### Task to carry out
Isolate every line in the data with the string "推动学习教育入脑入心" and copy it.

— start Supplied entries —

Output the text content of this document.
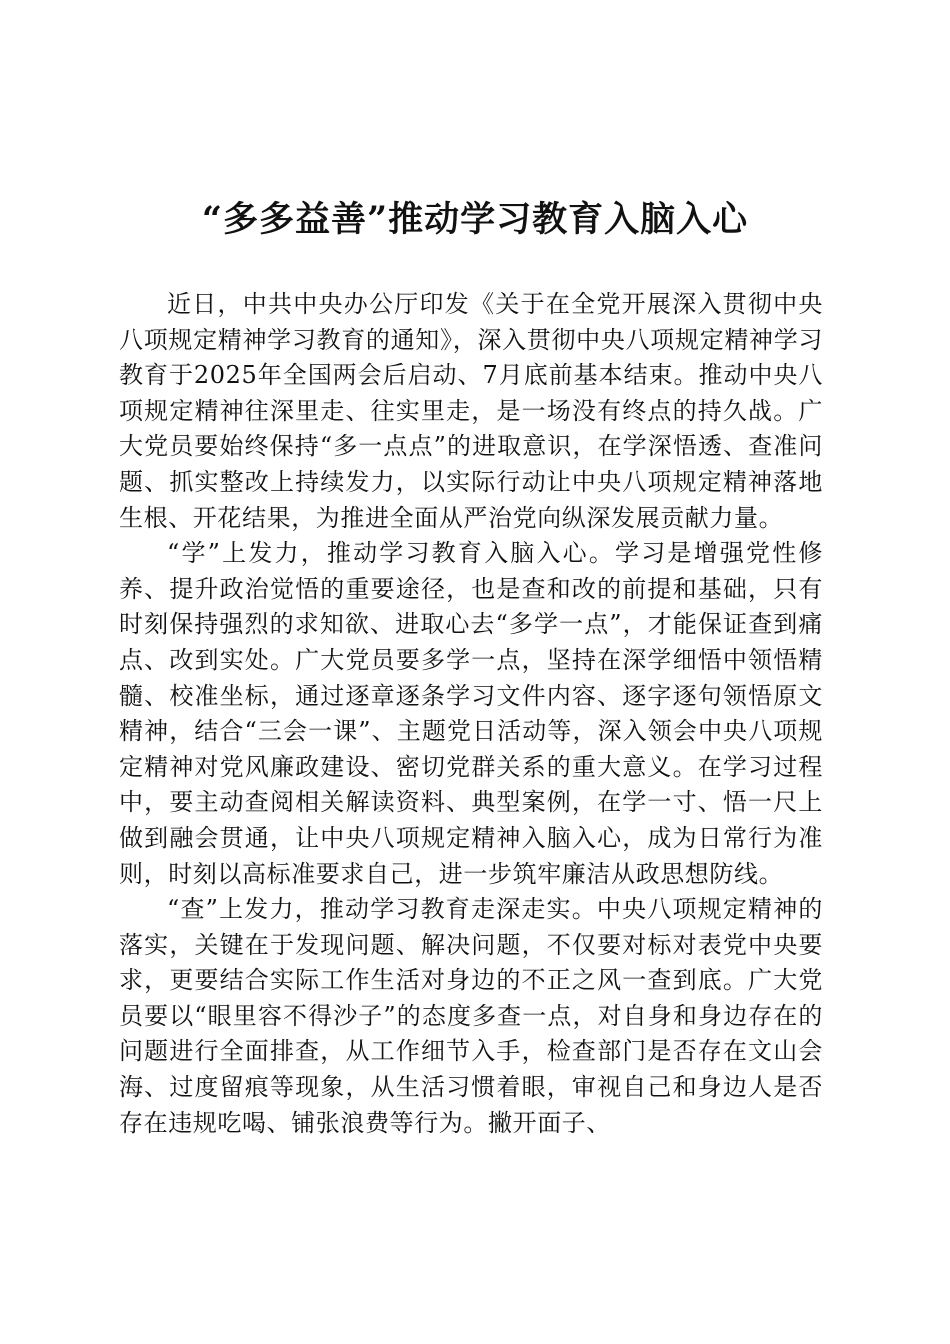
“多多益善”推动学习教育入脑入心

近日，中共中央办公厅印发《关于在全党开展深入贯彻中央八项规定精神学习教育的通知》，深入贯彻中央八项规定精神学习教育于2025年全国两会后启动、7月底前基本结束。推动中央八项规定精神往深里走、往实里走，是一场没有终点的持久战。广大党员要始终保持“多一点点”的进取意识，在学深悟透、查准问题、抓实整改上持续发力，以实际行动让中央八项规定精神落地生根、开花结果，为推进全面从严治党向纵深发展贡献力量。

“学”上发力，推动学习教育入脑入心。学习是增强党性修养、提升政治觉悟的重要途径，也是查和改的前提和基础，只有时刻保持强烈的求知欲、进取心去“多学一点”，才能保证查到痛点、改到实处。广大党员要多学一点，坚持在深学细悟中领悟精髓、校准坐标，通过逐章逐条学习文件内容、逐字逐句领悟原文精神，结合“三会一课”、主题党日活动等，深入领会中央八项规定精神对党风廉政建设、密切党群关系的重大意义。在学习过程中，要主动查阅相关解读资料、典型案例，在学一寸、悟一尺上做到融会贯通，让中央八项规定精神入脑入心，成为日常行为准则，时刻以高标准要求自己，进一步筑牢廉洁从政思想防线。

“查”上发力，推动学习教育走深走实。中央八项规定精神的落实，关键在于发现问题、解决问题，不仅要对标对表党中央要求，更要结合实际工作生活对身边的不正之风一查到底。广大党员要以“眼里容不得沙子”的态度多查一点，对自身和身边存在的问题进行全面排查，从工作细节入手，检查部门是否存在文山会海、过度留痕等现象，从生活习惯着眼，审视自己和身边人是否存在违规吃喝、铺张浪费等行为。撇开面子、
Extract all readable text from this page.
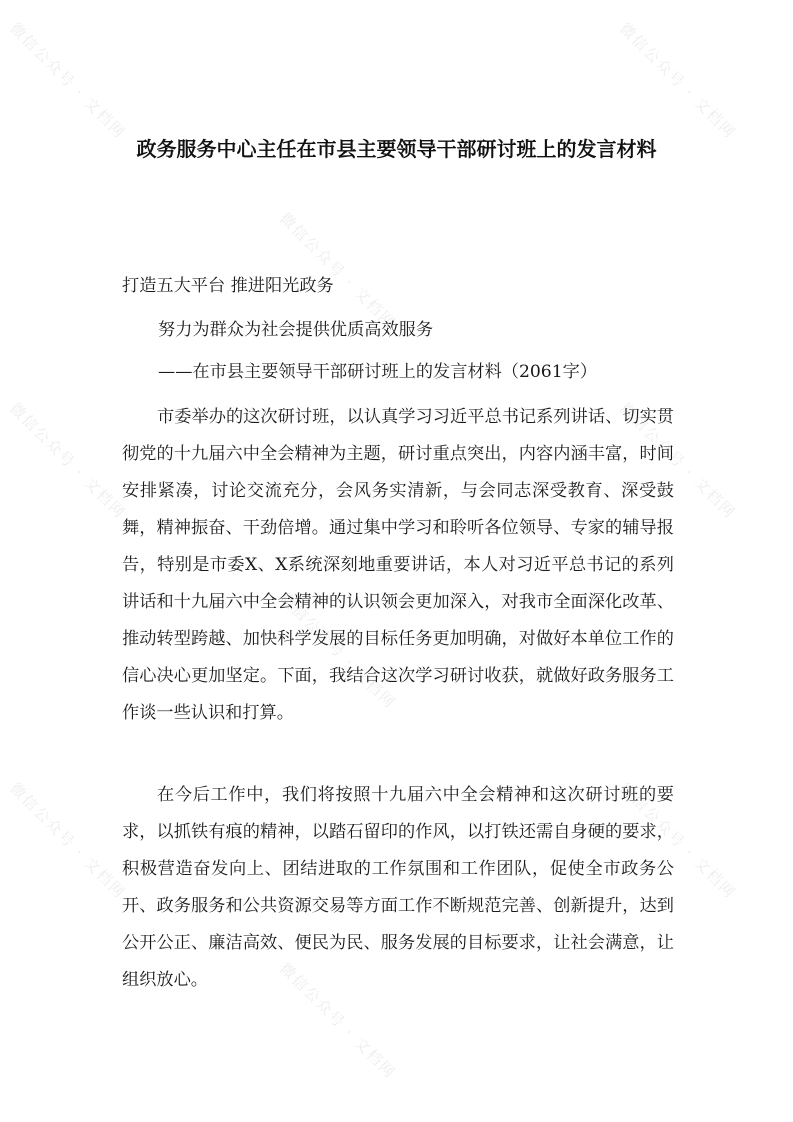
微信公众号 · 文档网	微信公众号 · 文档网
微信公众号 · 文档网
微信公众号 · 文档网
微信公众号 · 文档网
微信公众号 · 文档网
微信公众号 · 文档网	微信公众号 · 文档网
微信公众号 · 文档网
政务服务中心主任在市县主要领导干部研讨班上的发言材料
打造五大平台 推进阳光政务
努力为群众为社会提供优质高效服务
——在市县主要领导干部研讨班上的发言材料（2061字）

市委举办的这次研讨班，以认真学习习近平总书记系列讲话、切实贯彻党的十九届六中全会精神为主题，研讨重点突出，内容内涵丰富，时间安排紧凑，讨论交流充分，会风务实清新，与会同志深受教育、深受鼓舞，精神振奋、干劲倍增。通过集中学习和聆听各位领导、专家的辅导报告，特别是市委X、X系统深刻地重要讲话，本人对习近平总书记的系列讲话和十九届六中全会精神的认识领会更加深入，对我市全面深化改革、推动转型跨越、加快科学发展的目标任务更加明确，对做好本单位工作的信心决心更加坚定。下面，我结合这次学习研讨收获，就做好政务服务工作谈一些认识和打算。

在今后工作中，我们将按照十九届六中全会精神和这次研讨班的要求，以抓铁有痕的精神，以踏石留印的作风，以打铁还需自身硬的要求，积极营造奋发向上、团结进取的工作氛围和工作团队，促使全市政务公开、政务服务和公共资源交易等方面工作不断规范完善、创新提升，达到公开公正、廉洁高效、便民为民、服务发展的目标要求，让社会满意，让组织放心。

— end Supplied entries —

### The solution
“多多益善”推动学习教育入脑入心
“学”上发力，推动学习教育入脑入心。学习是增强党性修养、提升政治觉悟的重要途径，也是查和改的前提和基础，只有时刻保持强烈的求知欲、进取心去“多学一点”，才能保证查到痛点、改到实处。广大党员要多学一点，坚持在深学细悟中领悟精髓、校准坐标，通过逐章逐条学习文件内容、逐字逐句领悟原文精神，结合“三会一课”、主题党日活动等，深入领会中央八项规定精神对党风廉政建设、密切党群关系的重大意义。在学习过程中，要主动查阅相关解读资料、典型案例，在学一寸、悟一尺上做到融会贯通，让中央八项规定精神入脑入心，成为日常行为准则，时刻以高标准要求自己，进一步筑牢廉洁从政思想防线。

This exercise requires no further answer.